◆ What is asked
Check each line of the records for "name"; collect those that have it.
———
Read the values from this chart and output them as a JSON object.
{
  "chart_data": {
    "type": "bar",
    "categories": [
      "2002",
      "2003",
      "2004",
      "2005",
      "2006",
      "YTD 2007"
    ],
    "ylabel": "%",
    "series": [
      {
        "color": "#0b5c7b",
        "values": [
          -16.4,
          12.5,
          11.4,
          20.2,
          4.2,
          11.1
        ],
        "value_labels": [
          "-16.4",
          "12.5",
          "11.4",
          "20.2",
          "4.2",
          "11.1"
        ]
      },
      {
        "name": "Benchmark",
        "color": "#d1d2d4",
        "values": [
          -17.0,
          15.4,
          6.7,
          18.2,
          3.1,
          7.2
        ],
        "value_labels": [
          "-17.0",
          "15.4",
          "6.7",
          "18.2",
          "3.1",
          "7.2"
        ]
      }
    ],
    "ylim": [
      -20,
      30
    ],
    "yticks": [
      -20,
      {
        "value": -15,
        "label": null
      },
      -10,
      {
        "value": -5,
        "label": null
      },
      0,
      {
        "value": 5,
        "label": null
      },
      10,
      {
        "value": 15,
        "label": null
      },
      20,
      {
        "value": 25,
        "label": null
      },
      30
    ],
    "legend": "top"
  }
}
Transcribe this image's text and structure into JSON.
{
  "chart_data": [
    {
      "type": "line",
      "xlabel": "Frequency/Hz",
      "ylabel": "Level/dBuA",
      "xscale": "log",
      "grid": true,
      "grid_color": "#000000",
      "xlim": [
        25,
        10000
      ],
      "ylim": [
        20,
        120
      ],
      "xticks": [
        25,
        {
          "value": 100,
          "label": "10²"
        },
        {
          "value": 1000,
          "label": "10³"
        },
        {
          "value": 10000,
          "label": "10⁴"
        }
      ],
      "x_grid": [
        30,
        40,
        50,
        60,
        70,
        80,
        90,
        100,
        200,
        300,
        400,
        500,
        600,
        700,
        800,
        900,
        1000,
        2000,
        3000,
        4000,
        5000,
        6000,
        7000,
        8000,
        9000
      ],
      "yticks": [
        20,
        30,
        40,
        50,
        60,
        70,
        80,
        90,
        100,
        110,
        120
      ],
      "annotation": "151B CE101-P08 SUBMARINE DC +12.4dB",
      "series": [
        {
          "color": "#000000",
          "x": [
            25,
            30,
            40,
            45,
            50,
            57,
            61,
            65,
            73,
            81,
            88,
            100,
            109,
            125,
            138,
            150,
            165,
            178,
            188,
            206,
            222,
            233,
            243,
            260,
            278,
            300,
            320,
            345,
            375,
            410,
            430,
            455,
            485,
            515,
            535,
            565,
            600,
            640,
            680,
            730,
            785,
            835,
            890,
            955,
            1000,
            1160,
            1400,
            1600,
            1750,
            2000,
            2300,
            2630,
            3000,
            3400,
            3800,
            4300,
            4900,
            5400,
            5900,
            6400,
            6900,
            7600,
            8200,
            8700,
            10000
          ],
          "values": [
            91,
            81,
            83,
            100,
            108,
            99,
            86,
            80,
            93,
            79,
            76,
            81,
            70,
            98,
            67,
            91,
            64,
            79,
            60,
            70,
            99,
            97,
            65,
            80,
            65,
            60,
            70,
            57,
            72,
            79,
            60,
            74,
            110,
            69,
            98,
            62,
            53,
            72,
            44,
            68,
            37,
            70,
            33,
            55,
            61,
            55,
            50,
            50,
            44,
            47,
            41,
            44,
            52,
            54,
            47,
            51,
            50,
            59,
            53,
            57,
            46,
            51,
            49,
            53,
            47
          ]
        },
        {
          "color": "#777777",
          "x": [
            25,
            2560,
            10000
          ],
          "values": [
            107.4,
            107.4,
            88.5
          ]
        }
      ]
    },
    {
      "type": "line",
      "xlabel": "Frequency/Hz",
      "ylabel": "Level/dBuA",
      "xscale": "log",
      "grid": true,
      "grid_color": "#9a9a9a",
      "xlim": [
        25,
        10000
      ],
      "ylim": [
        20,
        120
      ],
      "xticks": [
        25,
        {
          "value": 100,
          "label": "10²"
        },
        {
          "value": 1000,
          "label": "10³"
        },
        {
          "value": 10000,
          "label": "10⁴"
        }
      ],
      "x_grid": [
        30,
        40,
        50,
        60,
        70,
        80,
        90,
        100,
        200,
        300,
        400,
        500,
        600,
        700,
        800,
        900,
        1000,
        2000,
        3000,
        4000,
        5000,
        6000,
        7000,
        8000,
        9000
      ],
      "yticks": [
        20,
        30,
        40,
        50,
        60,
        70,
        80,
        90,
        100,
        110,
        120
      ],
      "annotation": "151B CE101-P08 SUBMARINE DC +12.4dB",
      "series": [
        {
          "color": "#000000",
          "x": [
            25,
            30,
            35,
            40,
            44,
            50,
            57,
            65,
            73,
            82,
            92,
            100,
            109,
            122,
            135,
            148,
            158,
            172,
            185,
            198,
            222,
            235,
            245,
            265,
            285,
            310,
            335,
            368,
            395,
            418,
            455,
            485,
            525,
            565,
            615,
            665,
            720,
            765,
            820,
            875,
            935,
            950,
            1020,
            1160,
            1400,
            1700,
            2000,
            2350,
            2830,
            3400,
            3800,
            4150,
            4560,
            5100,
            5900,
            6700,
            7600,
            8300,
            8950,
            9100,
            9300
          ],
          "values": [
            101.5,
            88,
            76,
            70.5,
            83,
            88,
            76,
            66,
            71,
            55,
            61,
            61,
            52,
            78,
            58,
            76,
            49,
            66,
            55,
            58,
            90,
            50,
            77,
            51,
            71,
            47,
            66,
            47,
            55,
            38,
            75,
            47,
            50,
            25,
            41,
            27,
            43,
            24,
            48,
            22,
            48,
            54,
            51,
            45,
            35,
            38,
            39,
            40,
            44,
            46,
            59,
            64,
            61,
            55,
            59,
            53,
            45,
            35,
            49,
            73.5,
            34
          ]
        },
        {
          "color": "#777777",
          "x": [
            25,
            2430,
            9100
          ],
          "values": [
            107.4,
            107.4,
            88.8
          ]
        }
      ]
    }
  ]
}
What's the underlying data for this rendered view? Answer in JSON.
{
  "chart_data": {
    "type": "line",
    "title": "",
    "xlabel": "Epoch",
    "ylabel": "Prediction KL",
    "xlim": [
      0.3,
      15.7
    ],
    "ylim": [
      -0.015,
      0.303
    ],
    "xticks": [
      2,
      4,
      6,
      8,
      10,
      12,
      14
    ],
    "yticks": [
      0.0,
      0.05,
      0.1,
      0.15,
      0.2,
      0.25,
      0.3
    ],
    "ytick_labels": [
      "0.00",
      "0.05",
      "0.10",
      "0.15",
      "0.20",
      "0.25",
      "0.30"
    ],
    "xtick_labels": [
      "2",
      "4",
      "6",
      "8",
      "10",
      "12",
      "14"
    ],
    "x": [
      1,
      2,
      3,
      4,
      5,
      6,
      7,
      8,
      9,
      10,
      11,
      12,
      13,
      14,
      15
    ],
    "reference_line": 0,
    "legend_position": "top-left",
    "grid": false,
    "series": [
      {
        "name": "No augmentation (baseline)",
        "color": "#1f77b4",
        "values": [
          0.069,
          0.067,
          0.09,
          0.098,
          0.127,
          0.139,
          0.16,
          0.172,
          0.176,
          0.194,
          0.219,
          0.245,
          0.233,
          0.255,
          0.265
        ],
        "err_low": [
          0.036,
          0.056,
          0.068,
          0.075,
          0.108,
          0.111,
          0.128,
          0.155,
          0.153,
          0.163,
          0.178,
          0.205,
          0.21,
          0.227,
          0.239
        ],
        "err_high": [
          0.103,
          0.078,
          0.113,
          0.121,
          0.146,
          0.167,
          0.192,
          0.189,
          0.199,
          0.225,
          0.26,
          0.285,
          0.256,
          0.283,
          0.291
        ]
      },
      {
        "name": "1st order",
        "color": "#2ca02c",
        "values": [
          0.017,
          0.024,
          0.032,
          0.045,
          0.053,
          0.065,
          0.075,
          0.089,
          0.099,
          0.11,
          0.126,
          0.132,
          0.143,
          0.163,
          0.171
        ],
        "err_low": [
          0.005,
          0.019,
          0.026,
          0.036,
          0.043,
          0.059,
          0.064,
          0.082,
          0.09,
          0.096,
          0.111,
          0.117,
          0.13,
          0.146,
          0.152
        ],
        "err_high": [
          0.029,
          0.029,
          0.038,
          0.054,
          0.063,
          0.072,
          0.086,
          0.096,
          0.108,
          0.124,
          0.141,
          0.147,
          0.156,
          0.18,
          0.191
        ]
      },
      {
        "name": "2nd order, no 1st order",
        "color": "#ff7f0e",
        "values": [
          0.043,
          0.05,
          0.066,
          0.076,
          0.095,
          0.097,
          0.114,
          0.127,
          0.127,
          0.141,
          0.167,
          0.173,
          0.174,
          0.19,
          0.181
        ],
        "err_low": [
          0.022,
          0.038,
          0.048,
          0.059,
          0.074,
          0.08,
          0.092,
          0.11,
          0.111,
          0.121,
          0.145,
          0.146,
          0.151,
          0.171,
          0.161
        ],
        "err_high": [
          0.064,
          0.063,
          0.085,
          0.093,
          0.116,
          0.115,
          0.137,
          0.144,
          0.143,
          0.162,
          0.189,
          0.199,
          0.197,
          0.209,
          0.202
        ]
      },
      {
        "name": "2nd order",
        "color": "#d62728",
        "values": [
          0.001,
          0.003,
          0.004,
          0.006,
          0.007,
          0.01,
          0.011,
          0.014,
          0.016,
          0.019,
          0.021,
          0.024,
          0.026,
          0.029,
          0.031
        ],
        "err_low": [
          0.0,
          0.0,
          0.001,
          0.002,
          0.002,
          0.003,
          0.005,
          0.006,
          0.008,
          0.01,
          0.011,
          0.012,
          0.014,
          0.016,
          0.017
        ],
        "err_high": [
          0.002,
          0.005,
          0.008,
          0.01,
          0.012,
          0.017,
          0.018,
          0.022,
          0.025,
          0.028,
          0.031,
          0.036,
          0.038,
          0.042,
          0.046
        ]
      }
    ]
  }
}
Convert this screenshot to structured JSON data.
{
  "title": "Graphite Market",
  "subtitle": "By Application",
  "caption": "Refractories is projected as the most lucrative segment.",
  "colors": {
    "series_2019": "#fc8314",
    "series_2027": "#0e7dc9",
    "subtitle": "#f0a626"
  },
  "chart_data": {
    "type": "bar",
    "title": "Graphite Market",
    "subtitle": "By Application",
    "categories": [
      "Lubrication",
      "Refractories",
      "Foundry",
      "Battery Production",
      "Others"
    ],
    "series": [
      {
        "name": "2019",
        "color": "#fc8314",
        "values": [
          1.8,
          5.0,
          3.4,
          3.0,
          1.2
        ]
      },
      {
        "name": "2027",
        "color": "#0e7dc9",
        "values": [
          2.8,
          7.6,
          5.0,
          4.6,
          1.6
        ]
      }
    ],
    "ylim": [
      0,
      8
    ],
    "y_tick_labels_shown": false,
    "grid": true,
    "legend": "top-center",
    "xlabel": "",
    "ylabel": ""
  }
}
———
◆ Solved exercise
        "name": "Benchmark",
        "name": "No augmentation (baseline)",
        "name": "1st order",
        "name": "2nd order, no 1st order",
        "name": "2nd order",
        "name": "2019",
        "name": "2027",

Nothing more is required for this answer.